What is expected:
Each entry has to be copied exactly, with nothing missed.

Records:
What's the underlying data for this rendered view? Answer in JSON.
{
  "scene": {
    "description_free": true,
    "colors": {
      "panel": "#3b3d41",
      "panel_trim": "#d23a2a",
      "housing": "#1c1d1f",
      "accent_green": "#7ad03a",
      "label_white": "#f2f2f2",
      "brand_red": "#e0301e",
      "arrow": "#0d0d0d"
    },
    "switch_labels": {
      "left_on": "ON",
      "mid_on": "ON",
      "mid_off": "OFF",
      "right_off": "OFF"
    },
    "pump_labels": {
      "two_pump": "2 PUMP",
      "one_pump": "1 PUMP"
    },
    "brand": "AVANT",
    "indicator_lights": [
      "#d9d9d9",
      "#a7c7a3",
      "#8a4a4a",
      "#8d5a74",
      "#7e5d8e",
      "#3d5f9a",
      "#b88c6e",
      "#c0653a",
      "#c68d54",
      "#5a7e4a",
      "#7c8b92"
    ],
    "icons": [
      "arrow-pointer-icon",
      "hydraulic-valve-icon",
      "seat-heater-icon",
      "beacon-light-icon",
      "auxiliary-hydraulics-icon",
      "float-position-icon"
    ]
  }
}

Result of the exercise:
What's the underlying data for this rendered view? Answer in JSON.
{
  "scene": {
    "description_free": true,
    "colors": {
      "panel": "#3b3d41",
      "panel_trim": "#d23a2a",
      "housing": "#1c1d1f",
      "accent_green": "#7ad03a",
      "label_white": "#f2f2f2",
      "brand_red": "#e0301e",
      "arrow": "#0d0d0d"
    },
    "switch_labels": {
      "left_on": "ON",
      "mid_on": "ON",
      "mid_off": "OFF",
      "right_off": "OFF"
    },
    "pump_labels": {
      "two_pump": "2 PUMP",
      "one_pump": "1 PUMP"
    },
    "brand": "AVANT",
    "indicator_lights": [
      "#d9d9d9",
      "#a7c7a3",
      "#8a4a4a",
      "#8d5a74",
      "#7e5d8e",
      "#3d5f9a",
      "#b88c6e",
      "#c0653a",
      "#c68d54",
      "#5a7e4a",
      "#7c8b92"
    ],
    "icons": [
      "arrow-pointer-icon",
      "hydraulic-valve-icon",
      "seat-heater-icon",
      "beacon-light-icon",
      "auxiliary-hydraulics-icon",
      "float-position-icon"
    ]
  }
}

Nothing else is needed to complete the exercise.